== Work to do ==
Print each line exactly as it is given.

== Records to process ==
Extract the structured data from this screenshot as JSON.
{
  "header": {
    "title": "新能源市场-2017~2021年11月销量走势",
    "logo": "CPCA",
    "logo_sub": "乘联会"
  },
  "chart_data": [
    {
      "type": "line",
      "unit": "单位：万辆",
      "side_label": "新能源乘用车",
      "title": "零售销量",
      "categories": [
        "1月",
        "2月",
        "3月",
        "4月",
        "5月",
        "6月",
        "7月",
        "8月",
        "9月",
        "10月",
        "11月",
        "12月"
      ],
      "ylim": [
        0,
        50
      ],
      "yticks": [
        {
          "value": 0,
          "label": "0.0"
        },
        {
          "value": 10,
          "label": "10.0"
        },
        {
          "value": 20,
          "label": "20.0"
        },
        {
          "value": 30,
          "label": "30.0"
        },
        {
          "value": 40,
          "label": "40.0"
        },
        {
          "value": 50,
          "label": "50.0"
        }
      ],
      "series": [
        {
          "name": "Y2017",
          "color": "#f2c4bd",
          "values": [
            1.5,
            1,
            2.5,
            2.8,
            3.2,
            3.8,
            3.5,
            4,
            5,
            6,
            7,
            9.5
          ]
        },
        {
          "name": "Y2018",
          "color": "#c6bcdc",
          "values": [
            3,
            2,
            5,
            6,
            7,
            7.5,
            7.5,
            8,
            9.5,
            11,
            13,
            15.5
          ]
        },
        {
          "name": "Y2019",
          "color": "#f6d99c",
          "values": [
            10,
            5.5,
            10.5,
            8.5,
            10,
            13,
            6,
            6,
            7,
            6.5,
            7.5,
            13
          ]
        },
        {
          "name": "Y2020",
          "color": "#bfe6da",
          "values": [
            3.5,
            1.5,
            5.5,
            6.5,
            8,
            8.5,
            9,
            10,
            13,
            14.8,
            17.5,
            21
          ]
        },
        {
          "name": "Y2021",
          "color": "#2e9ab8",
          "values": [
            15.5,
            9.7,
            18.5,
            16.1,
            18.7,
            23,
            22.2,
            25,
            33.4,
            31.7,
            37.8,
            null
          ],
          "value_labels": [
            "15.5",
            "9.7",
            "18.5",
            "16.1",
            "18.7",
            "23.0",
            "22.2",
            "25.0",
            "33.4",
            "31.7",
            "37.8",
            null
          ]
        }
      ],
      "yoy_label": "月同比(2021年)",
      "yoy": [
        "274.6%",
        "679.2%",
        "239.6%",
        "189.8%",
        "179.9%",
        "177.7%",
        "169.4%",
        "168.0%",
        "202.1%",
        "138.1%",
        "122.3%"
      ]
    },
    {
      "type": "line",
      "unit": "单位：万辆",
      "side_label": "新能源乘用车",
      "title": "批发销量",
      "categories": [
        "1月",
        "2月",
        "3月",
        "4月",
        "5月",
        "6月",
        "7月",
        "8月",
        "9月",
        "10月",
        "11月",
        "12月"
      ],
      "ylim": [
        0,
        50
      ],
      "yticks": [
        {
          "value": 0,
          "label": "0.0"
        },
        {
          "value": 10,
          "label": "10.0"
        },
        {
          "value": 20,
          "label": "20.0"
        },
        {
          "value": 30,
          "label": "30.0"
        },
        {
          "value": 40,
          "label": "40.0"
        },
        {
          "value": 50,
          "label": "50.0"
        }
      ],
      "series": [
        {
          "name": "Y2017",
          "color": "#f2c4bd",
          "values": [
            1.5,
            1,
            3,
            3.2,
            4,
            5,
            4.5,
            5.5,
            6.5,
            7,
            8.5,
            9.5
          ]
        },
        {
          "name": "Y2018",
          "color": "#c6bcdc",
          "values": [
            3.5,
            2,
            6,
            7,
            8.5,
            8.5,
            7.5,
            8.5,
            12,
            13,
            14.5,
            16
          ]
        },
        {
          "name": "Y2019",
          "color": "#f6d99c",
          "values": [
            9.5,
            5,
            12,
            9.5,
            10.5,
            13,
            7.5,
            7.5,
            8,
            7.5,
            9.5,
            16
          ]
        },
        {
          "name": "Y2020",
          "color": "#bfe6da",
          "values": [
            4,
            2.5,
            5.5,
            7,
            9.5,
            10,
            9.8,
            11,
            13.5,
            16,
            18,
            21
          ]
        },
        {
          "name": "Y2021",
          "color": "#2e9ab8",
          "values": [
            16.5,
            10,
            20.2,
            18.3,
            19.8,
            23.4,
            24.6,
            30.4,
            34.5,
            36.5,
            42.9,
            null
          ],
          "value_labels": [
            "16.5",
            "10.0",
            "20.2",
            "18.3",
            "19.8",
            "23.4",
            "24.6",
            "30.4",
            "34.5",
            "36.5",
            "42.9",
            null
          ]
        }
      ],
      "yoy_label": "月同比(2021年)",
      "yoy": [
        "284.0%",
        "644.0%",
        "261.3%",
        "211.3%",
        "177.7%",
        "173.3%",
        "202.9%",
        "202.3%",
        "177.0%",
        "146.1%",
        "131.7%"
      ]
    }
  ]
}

== Written answer ==
Extract the structured data from this screenshot as JSON.
{
  "header": {
    "title": "新能源市场-2017~2021年11月销量走势",
    "logo": "CPCA",
    "logo_sub": "乘联会"
  },
  "chart_data": [
    {
      "type": "line",
      "unit": "单位：万辆",
      "side_label": "新能源乘用车",
      "title": "零售销量",
      "categories": [
        "1月",
        "2月",
        "3月",
        "4月",
        "5月",
        "6月",
        "7月",
        "8月",
        "9月",
        "10月",
        "11月",
        "12月"
      ],
      "ylim": [
        0,
        50
      ],
      "yticks": [
        {
          "value": 0,
          "label": "0.0"
        },
        {
          "value": 10,
          "label": "10.0"
        },
        {
          "value": 20,
          "label": "20.0"
        },
        {
          "value": 30,
          "label": "30.0"
        },
        {
          "value": 40,
          "label": "40.0"
        },
        {
          "value": 50,
          "label": "50.0"
        }
      ],
      "series": [
        {
          "name": "Y2017",
          "color": "#f2c4bd",
          "values": [
            1.5,
            1,
            2.5,
            2.8,
            3.2,
            3.8,
            3.5,
            4,
            5,
            6,
            7,
            9.5
          ]
        },
        {
          "name": "Y2018",
          "color": "#c6bcdc",
          "values": [
            3,
            2,
            5,
            6,
            7,
            7.5,
            7.5,
            8,
            9.5,
            11,
            13,
            15.5
          ]
        },
        {
          "name": "Y2019",
          "color": "#f6d99c",
          "values": [
            10,
            5.5,
            10.5,
            8.5,
            10,
            13,
            6,
            6,
            7,
            6.5,
            7.5,
            13
          ]
        },
        {
          "name": "Y2020",
          "color": "#bfe6da",
          "values": [
            3.5,
            1.5,
            5.5,
            6.5,
            8,
            8.5,
            9,
            10,
            13,
            14.8,
            17.5,
            21
          ]
        },
        {
          "name": "Y2021",
          "color": "#2e9ab8",
          "values": [
            15.5,
            9.7,
            18.5,
            16.1,
            18.7,
            23,
            22.2,
            25,
            33.4,
            31.7,
            37.8,
            null
          ],
          "value_labels": [
            "15.5",
            "9.7",
            "18.5",
            "16.1",
            "18.7",
            "23.0",
            "22.2",
            "25.0",
            "33.4",
            "31.7",
            "37.8",
            null
          ]
        }
      ],
      "yoy_label": "月同比(2021年)",
      "yoy": [
        "274.6%",
        "679.2%",
        "239.6%",
        "189.8%",
        "179.9%",
        "177.7%",
        "169.4%",
        "168.0%",
        "202.1%",
        "138.1%",
        "122.3%"
      ]
    },
    {
      "type": "line",
      "unit": "单位：万辆",
      "side_label": "新能源乘用车",
      "title": "批发销量",
      "categories": [
        "1月",
        "2月",
        "3月",
        "4月",
        "5月",
        "6月",
        "7月",
        "8月",
        "9月",
        "10月",
        "11月",
        "12月"
      ],
      "ylim": [
        0,
        50
      ],
      "yticks": [
        {
          "value": 0,
          "label": "0.0"
        },
        {
          "value": 10,
          "label": "10.0"
        },
        {
          "value": 20,
          "label": "20.0"
        },
        {
          "value": 30,
          "label": "30.0"
        },
        {
          "value": 40,
          "label": "40.0"
        },
        {
          "value": 50,
          "label": "50.0"
        }
      ],
      "series": [
        {
          "name": "Y2017",
          "color": "#f2c4bd",
          "values": [
            1.5,
            1,
            3,
            3.2,
            4,
            5,
            4.5,
            5.5,
            6.5,
            7,
            8.5,
            9.5
          ]
        },
        {
          "name": "Y2018",
          "color": "#c6bcdc",
          "values": [
            3.5,
            2,
            6,
            7,
            8.5,
            8.5,
            7.5,
            8.5,
            12,
            13,
            14.5,
            16
          ]
        },
        {
          "name": "Y2019",
          "color": "#f6d99c",
          "values": [
            9.5,
            5,
            12,
            9.5,
            10.5,
            13,
            7.5,
            7.5,
            8,
            7.5,
            9.5,
            16
          ]
        },
        {
          "name": "Y2020",
          "color": "#bfe6da",
          "values": [
            4,
            2.5,
            5.5,
            7,
            9.5,
            10,
            9.8,
            11,
            13.5,
            16,
            18,
            21
          ]
        },
        {
          "name": "Y2021",
          "color": "#2e9ab8",
          "values": [
            16.5,
            10,
            20.2,
            18.3,
            19.8,
            23.4,
            24.6,
            30.4,
            34.5,
            36.5,
            42.9,
            null
          ],
          "value_labels": [
            "16.5",
            "10.0",
            "20.2",
            "18.3",
            "19.8",
            "23.4",
            "24.6",
            "30.4",
            "34.5",
            "36.5",
            "42.9",
            null
          ]
        }
      ],
      "yoy_label": "月同比(2021年)",
      "yoy": [
        "284.0%",
        "644.0%",
        "261.3%",
        "211.3%",
        "177.7%",
        "173.3%",
        "202.9%",
        "202.3%",
        "177.0%",
        "146.1%",
        "131.7%"
      ]
    }
  ]
}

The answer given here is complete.